◆ Problem requirements ◆
With the pictures omitted, write out the entries that follow exactly as they stand.

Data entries
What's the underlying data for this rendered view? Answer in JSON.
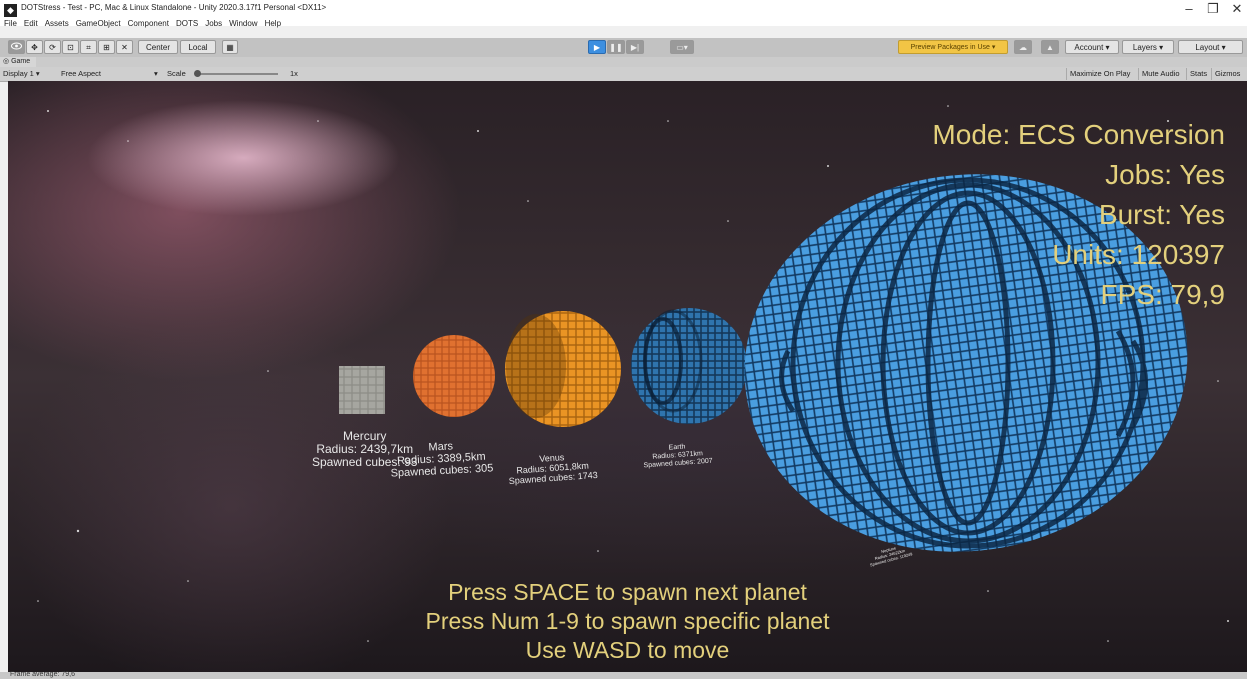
{
  "window": {
    "title": "DOTStress - Test - PC, Mac & Linux Standalone - Unity 2020.3.17f1 Personal <DX11>",
    "controls": [
      "–",
      "❐",
      "✕"
    ]
  },
  "menu": [
    "File",
    "Edit",
    "Assets",
    "GameObject",
    "Component",
    "DOTS",
    "Jobs",
    "Window",
    "Help"
  ],
  "toolbar": {
    "center_label": "Center",
    "local_label": "Local",
    "play_icon": "▶",
    "pause_icon": "❚❚",
    "step_icon": "▶|",
    "preview_label": "Preview Packages in Use ▾",
    "account_label": "Account ▾",
    "layers_label": "Layers ▾",
    "layout_label": "Layout ▾"
  },
  "tab": {
    "label": "Game"
  },
  "gamebar": {
    "display": "Display 1 ▾",
    "aspect": "Free Aspect",
    "aspect_arrow": "▾",
    "scale_label": "Scale",
    "scale_value": "1x",
    "maximize": "Maximize On Play",
    "mute": "Mute Audio",
    "stats": "Stats",
    "gizmos": "Gizmos"
  },
  "hud": {
    "mode": "Mode: ECS Conversion",
    "jobs": "Jobs: Yes",
    "burst": "Burst: Yes",
    "units": "Units: 120397",
    "fps": "FPS: 79,9"
  },
  "instructions": {
    "line1": "Press SPACE to spawn next planet",
    "line2": "Press Num 1-9 to spawn specific planet",
    "line3": "Use WASD to move"
  },
  "planets": [
    {
      "name": "Mercury",
      "radius": "Radius: 2439,7km",
      "cubes": "Spawned cubes: 93",
      "color": "#9a9a92"
    },
    {
      "name": "Mars",
      "radius": "Radius: 3389,5km",
      "cubes": "Spawned cubes: 305",
      "color": "#d8682a"
    },
    {
      "name": "Venus",
      "radius": "Radius: 6051,8km",
      "cubes": "Spawned cubes: 1743",
      "color": "#e08a1e"
    },
    {
      "name": "Earth",
      "radius": "Radius: 6371km",
      "cubes": "Spawned cubes: 2007",
      "color": "#2d6fa8"
    },
    {
      "name": "Neptune",
      "radius": "Radius: 24622km",
      "cubes": "Spawned cubes: 119249",
      "color": "#3d8ed0"
    }
  ],
  "status": "Frame average: 79,6"
}
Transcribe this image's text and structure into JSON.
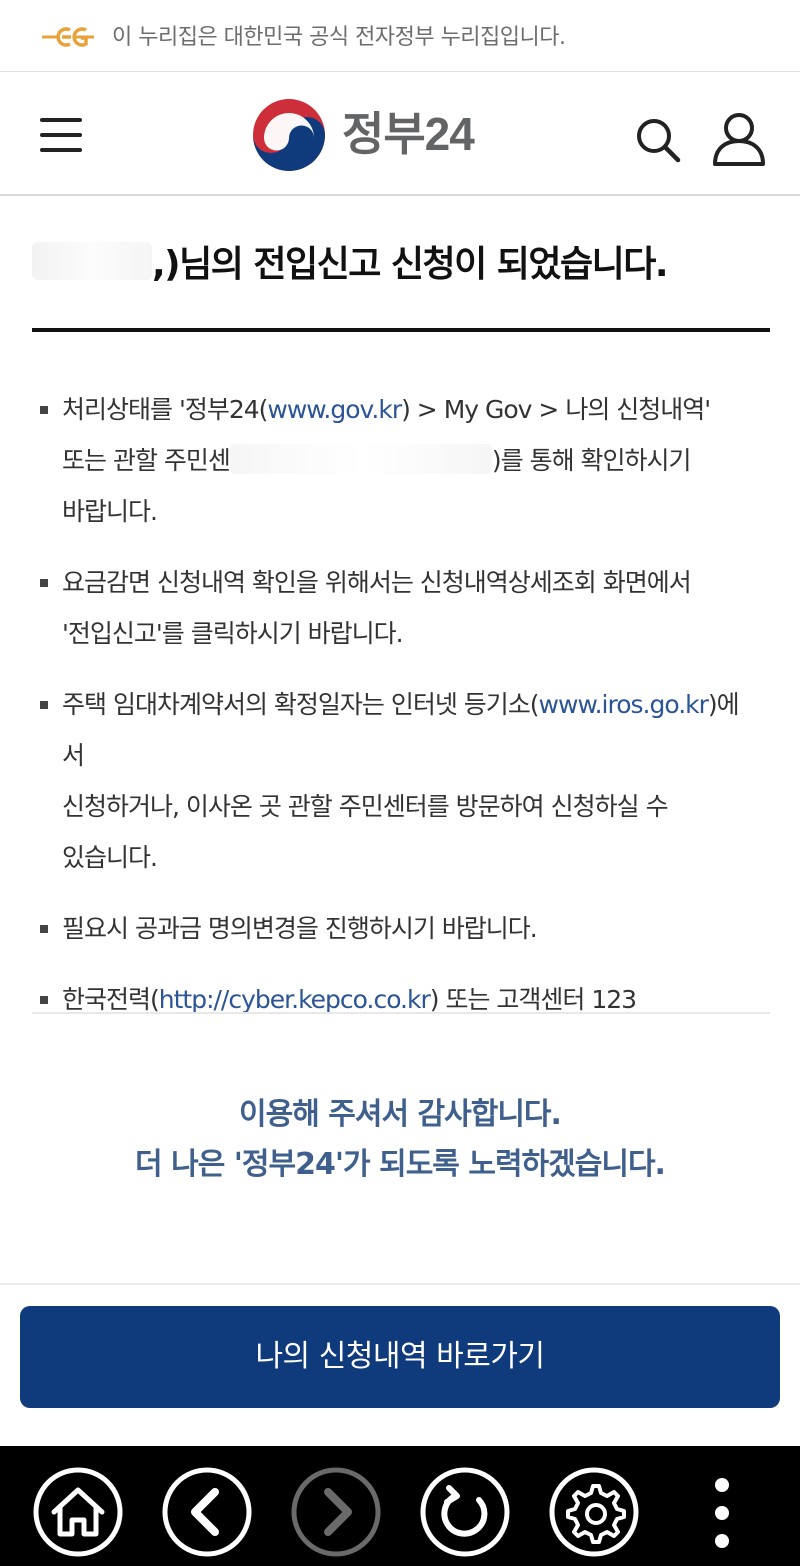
{
  "gov_banner": {
    "text": "이 누리집은 대한민국 공식 전자정부 누리집입니다."
  },
  "header": {
    "logo_text": "정부24"
  },
  "result": {
    "title_suffix": ",)님의 전입신고 신청이 되었습니다."
  },
  "notices": [
    {
      "pre": "처리상태를 '정부24(",
      "link": "www.gov.kr",
      "post": ") > My Gov > 나의 신청내역'",
      "line2_pre": "또는 관할 주민센",
      "line2_post": ")를 통해 확인하시기",
      "line3": "바랍니다."
    },
    {
      "line1": "요금감면 신청내역 확인을 위해서는 신청내역상세조회 화면에서",
      "line2": "'전입신고'를 클릭하시기 바랍니다."
    },
    {
      "pre": "주택 임대차계약서의 확정일자는 인터넷 등기소(",
      "link": "www.iros.go.kr",
      "post": ")에서",
      "line2": "신청하거나, 이사온 곳 관할 주민센터를 방문하여 신청하실 수",
      "line3": "있습니다."
    },
    {
      "text": "필요시 공과금 명의변경을 진행하시기 바랍니다."
    },
    {
      "pre": "한국전력(",
      "link": "http://cyber.kepco.co.kr",
      "post": ") 또는 고객센터 123"
    }
  ],
  "thanks": {
    "line1": "이용해 주셔서 감사합니다.",
    "line2": "더 나은 '정부24'가 되도록 노력하겠습니다."
  },
  "cta": {
    "label": "나의 신청내역 바로가기"
  },
  "colors": {
    "primary_button": "#0f3a7b",
    "link": "#2b5597",
    "thanks_text": "#3f5f8c",
    "logo_red": "#cd2e3a",
    "logo_blue": "#0f3a7b",
    "banner_gold": "#e8a23a"
  },
  "icons": {
    "banner": "eg-logo",
    "menu": "hamburger-menu-icon",
    "search": "search-icon",
    "user": "user-icon",
    "nav": [
      "home-icon",
      "back-icon",
      "forward-icon",
      "refresh-icon",
      "settings-icon",
      "more-icon"
    ]
  }
}
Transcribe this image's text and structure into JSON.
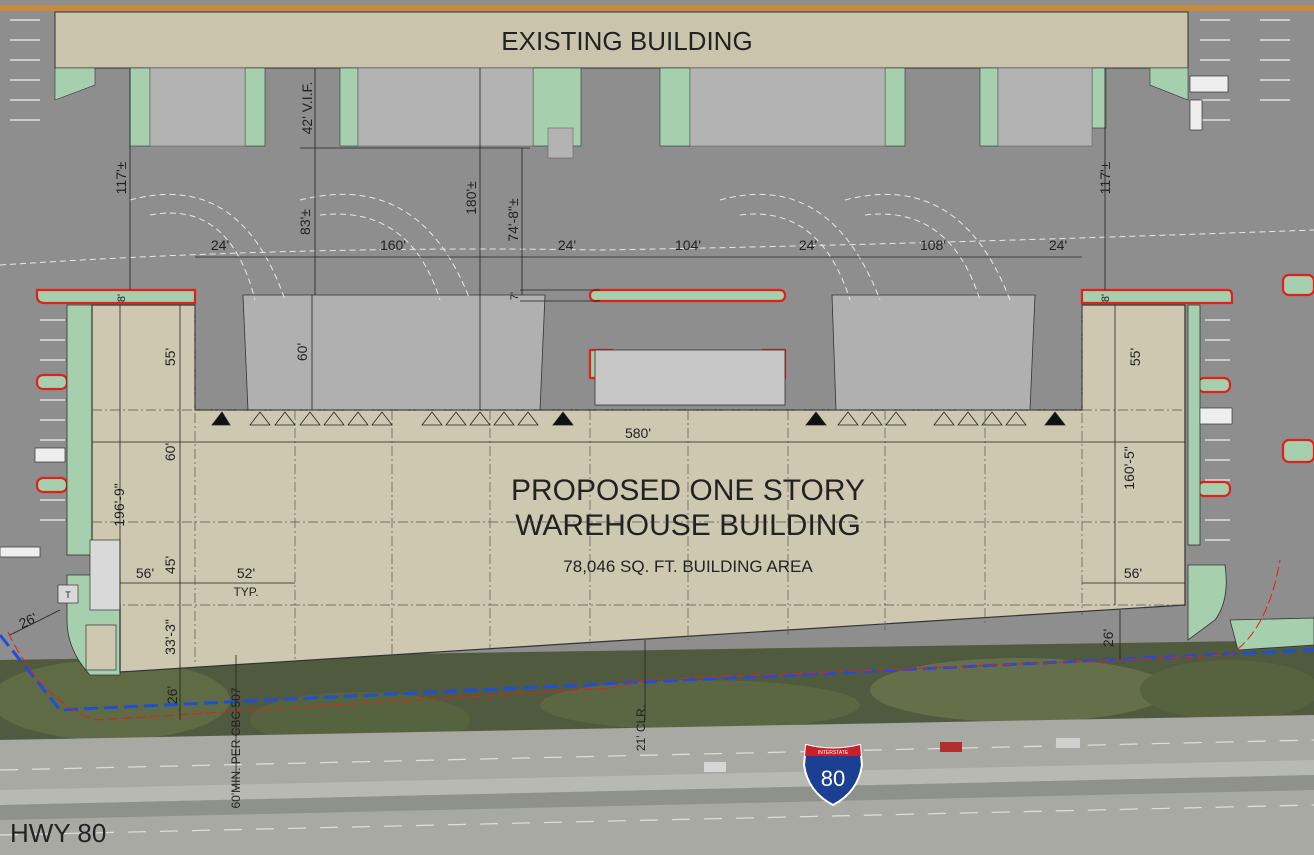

◆ Response to this exercise ◆
What's the underlying data for this rendered view? Answer in JSON.
{
  "window": {
    "title": "DOTStress - Test - PC, Mac & Linux Standalone - Unity 2020.3.17f1 Personal <DX11>",
    "controls": [
      "–",
      "❐",
      "✕"
    ]
  },
  "menu": [
    "File",
    "Edit",
    "Assets",
    "GameObject",
    "Component",
    "DOTS",
    "Jobs",
    "Window",
    "Help"
  ],
  "toolbar": {
    "center_label": "Center",
    "local_label": "Local",
    "play_icon": "▶",
    "pause_icon": "❚❚",
    "step_icon": "▶|",
    "preview_label": "Preview Packages in Use ▾",
    "account_label": "Account ▾",
    "layers_label": "Layers ▾",
    "layout_label": "Layout ▾"
  },
  "tab": {
    "label": "Game"
  },
  "gamebar": {
    "display": "Display 1 ▾",
    "aspect": "Free Aspect",
    "aspect_arrow": "▾",
    "scale_label": "Scale",
    "scale_value": "1x",
    "maximize": "Maximize On Play",
    "mute": "Mute Audio",
    "stats": "Stats",
    "gizmos": "Gizmos"
  },
  "hud": {
    "mode": "Mode: ECS Conversion",
    "jobs": "Jobs: Yes",
    "burst": "Burst: Yes",
    "units": "Units: 120397",
    "fps": "FPS: 79,9"
  },
  "instructions": {
    "line1": "Press SPACE to spawn next planet",
    "line2": "Press Num 1-9 to spawn specific planet",
    "line3": "Use WASD to move"
  },
  "planets": [
    {
      "name": "Mercury",
      "radius": "Radius: 2439,7km",
      "cubes": "Spawned cubes: 93",
      "color": "#9a9a92"
    },
    {
      "name": "Mars",
      "radius": "Radius: 3389,5km",
      "cubes": "Spawned cubes: 305",
      "color": "#d8682a"
    },
    {
      "name": "Venus",
      "radius": "Radius: 6051,8km",
      "cubes": "Spawned cubes: 1743",
      "color": "#e08a1e"
    },
    {
      "name": "Earth",
      "radius": "Radius: 6371km",
      "cubes": "Spawned cubes: 2007",
      "color": "#2d6fa8"
    },
    {
      "name": "Neptune",
      "radius": "Radius: 24622km",
      "cubes": "Spawned cubes: 119249",
      "color": "#3d8ed0"
    }
  ],
  "status": "Frame average: 79,6"
}
Transcribe this image's text and structure into JSON.
{
  "gov_banner": {
    "text": "이 누리집은 대한민국 공식 전자정부 누리집입니다."
  },
  "header": {
    "logo_text": "정부24"
  },
  "result": {
    "title_suffix": ",)님의 전입신고 신청이 되었습니다."
  },
  "notices": [
    {
      "pre": "처리상태를 '정부24(",
      "link": "www.gov.kr",
      "post": ") > My Gov > 나의 신청내역'",
      "line2_pre": "또는 관할 주민센",
      "line2_post": ")를 통해 확인하시기",
      "line3": "바랍니다."
    },
    {
      "line1": "요금감면 신청내역 확인을 위해서는 신청내역상세조회 화면에서",
      "line2": "'전입신고'를 클릭하시기 바랍니다."
    },
    {
      "pre": "주택 임대차계약서의 확정일자는 인터넷 등기소(",
      "link": "www.iros.go.kr",
      "post": ")에서",
      "line2": "신청하거나, 이사온 곳 관할 주민센터를 방문하여 신청하실 수",
      "line3": "있습니다."
    },
    {
      "text": "필요시 공과금 명의변경을 진행하시기 바랍니다."
    },
    {
      "pre": "한국전력(",
      "link": "http://cyber.kepco.co.kr",
      "post": ") 또는 고객센터 123"
    }
  ],
  "thanks": {
    "line1": "이용해 주셔서 감사합니다.",
    "line2": "더 나은 '정부24'가 되도록 노력하겠습니다."
  },
  "cta": {
    "label": "나의 신청내역 바로가기"
  },
  "colors": {
    "primary_button": "#0f3a7b",
    "link": "#2b5597",
    "thanks_text": "#3f5f8c",
    "logo_red": "#cd2e3a",
    "logo_blue": "#0f3a7b",
    "banner_gold": "#e8a23a"
  },
  "icons": {
    "banner": "eg-logo",
    "menu": "hamburger-menu-icon",
    "search": "search-icon",
    "user": "user-icon",
    "nav": [
      "home-icon",
      "back-icon",
      "forward-icon",
      "refresh-icon",
      "settings-icon",
      "more-icon"
    ]
  }
}
Transcribe this image's text and structure into JSON.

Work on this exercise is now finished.